--- BEGIN Data supplied ---

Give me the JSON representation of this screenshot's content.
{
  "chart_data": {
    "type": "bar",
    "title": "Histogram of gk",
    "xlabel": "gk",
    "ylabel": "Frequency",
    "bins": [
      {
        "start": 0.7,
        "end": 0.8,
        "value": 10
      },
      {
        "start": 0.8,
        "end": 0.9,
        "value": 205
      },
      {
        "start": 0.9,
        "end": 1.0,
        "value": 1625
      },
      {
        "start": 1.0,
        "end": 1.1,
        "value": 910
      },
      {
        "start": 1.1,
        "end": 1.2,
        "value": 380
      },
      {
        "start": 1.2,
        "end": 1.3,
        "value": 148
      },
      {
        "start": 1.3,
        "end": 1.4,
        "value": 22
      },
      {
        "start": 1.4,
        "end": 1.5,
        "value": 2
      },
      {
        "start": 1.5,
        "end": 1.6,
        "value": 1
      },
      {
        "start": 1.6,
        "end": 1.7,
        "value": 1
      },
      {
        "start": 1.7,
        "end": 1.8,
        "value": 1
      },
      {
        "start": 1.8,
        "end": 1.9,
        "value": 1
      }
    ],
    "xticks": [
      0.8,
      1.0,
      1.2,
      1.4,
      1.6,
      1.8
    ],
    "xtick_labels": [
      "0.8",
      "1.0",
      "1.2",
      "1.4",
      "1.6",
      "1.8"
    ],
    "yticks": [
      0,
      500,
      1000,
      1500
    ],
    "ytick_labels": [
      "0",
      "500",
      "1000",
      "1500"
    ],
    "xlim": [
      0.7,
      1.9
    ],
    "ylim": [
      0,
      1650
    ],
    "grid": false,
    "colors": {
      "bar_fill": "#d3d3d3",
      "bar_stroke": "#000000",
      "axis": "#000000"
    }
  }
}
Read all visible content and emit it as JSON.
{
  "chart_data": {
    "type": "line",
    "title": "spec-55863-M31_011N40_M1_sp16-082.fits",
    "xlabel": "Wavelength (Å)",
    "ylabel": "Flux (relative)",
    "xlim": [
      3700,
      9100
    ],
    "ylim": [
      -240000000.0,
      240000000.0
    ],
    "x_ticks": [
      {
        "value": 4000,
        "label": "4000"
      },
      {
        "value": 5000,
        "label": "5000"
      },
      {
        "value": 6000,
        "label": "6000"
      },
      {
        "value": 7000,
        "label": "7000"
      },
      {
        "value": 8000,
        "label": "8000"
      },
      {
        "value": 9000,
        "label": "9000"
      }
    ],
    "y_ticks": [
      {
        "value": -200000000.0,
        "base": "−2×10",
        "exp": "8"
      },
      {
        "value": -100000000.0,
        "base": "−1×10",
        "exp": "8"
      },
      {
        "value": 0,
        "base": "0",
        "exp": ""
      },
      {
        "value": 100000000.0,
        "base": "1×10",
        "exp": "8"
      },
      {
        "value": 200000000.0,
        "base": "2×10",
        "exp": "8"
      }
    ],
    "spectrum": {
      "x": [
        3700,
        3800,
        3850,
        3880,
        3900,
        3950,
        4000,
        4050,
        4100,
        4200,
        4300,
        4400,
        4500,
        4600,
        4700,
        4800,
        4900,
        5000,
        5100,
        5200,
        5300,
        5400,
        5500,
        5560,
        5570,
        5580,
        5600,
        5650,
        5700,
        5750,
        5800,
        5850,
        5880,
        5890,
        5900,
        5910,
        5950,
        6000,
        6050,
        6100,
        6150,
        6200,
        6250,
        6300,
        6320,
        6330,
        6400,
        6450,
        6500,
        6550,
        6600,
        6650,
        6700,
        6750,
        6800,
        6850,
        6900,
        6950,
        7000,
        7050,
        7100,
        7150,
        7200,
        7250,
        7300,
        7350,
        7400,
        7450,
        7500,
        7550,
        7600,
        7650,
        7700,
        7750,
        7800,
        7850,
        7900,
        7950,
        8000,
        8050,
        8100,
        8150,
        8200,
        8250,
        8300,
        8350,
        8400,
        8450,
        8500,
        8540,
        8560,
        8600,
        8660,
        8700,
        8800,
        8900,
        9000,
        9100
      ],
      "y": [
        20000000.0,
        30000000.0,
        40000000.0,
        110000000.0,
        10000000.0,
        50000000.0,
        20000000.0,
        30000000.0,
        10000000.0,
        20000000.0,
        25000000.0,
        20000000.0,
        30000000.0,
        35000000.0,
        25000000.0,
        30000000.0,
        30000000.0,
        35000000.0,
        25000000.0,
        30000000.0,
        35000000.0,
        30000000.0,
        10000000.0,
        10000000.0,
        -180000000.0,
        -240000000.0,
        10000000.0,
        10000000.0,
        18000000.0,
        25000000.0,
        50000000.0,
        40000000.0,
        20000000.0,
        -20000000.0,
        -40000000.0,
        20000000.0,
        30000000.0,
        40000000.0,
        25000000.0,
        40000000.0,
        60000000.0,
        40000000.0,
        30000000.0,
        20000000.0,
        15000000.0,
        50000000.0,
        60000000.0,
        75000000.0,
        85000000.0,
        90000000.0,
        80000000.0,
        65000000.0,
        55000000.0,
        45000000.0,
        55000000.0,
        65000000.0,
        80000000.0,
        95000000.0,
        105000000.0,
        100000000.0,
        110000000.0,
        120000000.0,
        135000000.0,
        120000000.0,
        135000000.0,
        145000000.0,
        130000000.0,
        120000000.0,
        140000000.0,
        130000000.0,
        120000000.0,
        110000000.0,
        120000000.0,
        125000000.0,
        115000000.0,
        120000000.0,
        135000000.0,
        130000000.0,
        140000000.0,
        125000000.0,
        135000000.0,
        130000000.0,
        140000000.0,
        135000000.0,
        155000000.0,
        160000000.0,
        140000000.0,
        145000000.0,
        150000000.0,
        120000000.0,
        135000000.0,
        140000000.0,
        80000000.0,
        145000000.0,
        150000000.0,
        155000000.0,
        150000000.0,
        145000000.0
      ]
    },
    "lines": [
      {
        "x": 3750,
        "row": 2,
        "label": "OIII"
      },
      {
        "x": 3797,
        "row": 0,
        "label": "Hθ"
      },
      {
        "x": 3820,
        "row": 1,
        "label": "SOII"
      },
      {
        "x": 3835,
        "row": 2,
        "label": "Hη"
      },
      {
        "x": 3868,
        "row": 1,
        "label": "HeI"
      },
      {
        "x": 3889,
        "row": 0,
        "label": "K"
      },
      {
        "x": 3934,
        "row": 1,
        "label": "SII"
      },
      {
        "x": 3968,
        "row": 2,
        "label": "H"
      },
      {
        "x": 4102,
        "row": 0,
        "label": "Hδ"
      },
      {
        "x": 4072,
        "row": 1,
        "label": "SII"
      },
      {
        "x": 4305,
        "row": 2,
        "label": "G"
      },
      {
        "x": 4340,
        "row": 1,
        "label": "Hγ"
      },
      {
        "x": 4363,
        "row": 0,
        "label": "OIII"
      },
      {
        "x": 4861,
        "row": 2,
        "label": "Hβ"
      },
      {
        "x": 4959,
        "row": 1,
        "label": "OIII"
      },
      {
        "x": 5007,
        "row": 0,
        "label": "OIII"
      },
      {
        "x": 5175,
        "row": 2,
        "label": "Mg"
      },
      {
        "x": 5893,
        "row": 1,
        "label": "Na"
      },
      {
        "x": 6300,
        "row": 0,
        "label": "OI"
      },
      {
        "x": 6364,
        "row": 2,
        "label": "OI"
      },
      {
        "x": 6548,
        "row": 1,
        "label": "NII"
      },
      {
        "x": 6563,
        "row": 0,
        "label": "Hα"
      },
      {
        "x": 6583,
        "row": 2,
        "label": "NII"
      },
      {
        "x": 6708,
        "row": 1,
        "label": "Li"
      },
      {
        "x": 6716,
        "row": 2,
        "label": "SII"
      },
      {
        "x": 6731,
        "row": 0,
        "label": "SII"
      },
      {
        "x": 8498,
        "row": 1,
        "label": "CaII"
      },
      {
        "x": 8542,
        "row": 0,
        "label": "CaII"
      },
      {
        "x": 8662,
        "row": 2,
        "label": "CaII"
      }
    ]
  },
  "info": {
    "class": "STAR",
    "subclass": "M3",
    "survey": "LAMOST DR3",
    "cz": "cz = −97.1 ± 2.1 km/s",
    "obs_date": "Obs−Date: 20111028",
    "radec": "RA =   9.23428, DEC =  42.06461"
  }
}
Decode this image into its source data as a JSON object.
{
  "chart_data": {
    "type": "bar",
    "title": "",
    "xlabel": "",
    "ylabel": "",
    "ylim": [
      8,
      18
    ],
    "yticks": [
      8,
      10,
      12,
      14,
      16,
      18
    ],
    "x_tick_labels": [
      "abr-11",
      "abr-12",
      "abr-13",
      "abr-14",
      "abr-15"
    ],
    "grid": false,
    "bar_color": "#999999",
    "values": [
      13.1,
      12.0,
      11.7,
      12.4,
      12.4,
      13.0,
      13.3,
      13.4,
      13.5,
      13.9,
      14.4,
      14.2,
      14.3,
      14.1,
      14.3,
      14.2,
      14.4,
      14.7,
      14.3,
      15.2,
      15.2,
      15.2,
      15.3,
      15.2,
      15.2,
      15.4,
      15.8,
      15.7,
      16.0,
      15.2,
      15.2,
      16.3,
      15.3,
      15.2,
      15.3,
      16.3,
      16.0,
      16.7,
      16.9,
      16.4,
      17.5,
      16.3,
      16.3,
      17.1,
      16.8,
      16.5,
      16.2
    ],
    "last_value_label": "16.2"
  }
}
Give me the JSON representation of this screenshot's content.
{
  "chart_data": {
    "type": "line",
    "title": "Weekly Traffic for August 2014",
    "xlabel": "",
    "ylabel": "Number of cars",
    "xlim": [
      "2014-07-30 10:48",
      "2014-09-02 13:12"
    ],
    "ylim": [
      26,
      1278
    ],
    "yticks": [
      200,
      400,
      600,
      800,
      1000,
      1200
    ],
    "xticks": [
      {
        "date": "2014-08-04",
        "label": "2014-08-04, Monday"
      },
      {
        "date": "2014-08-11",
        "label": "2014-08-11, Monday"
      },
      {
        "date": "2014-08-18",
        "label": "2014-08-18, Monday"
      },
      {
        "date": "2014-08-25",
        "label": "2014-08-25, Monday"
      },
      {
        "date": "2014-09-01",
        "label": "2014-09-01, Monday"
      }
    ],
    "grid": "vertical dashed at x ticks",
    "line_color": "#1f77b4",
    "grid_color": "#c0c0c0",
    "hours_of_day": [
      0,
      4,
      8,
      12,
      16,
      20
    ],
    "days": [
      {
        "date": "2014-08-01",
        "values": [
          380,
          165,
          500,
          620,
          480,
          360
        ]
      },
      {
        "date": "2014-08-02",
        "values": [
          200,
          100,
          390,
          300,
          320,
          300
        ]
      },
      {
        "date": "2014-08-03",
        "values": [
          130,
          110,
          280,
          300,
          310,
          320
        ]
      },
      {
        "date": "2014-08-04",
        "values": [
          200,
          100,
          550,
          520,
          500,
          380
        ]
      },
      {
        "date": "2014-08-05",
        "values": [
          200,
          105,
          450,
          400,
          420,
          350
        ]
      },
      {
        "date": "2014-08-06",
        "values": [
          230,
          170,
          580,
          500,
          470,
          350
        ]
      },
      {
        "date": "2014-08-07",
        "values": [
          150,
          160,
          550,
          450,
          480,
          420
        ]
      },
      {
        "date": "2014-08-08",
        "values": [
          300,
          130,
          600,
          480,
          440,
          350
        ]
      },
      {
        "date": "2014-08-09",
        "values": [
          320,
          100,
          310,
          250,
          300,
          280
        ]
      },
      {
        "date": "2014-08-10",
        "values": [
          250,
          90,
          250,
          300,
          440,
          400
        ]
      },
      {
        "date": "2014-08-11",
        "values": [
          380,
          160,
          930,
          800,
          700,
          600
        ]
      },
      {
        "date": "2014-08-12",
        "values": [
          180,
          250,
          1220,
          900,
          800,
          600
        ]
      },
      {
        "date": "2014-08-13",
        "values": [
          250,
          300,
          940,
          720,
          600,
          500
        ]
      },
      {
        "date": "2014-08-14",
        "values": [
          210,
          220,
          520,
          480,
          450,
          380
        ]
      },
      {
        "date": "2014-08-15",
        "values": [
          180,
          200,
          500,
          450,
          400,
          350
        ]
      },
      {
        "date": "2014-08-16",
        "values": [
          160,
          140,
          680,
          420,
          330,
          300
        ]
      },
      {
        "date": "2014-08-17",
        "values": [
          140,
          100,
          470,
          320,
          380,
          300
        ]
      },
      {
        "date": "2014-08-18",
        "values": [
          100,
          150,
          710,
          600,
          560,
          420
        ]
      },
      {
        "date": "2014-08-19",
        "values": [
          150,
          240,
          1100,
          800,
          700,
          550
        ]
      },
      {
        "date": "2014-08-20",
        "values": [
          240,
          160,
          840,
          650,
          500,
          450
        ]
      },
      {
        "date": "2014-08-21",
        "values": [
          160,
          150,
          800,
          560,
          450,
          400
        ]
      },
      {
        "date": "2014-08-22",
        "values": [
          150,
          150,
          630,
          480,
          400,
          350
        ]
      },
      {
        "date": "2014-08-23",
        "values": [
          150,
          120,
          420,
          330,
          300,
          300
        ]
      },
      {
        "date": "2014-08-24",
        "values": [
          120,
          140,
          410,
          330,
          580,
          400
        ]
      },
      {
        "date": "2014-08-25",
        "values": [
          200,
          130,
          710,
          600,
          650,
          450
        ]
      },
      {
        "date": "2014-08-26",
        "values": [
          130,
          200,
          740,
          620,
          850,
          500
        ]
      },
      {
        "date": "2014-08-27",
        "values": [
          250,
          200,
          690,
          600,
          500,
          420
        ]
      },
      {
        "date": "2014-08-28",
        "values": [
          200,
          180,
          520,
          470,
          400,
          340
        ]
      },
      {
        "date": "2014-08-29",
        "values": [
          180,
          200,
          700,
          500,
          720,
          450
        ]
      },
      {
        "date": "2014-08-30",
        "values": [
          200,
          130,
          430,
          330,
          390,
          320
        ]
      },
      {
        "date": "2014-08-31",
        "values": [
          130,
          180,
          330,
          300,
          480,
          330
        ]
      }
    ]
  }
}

--- END Data supplied ---

* **Task description**: Every line of the listing that holds "xlabel" should be found and copied.

* **Answer to this task**:
    "xlabel": "gk",
    "xlabel": "Wavelength (Å)",
    "xlabel": "",
    "xlabel": "",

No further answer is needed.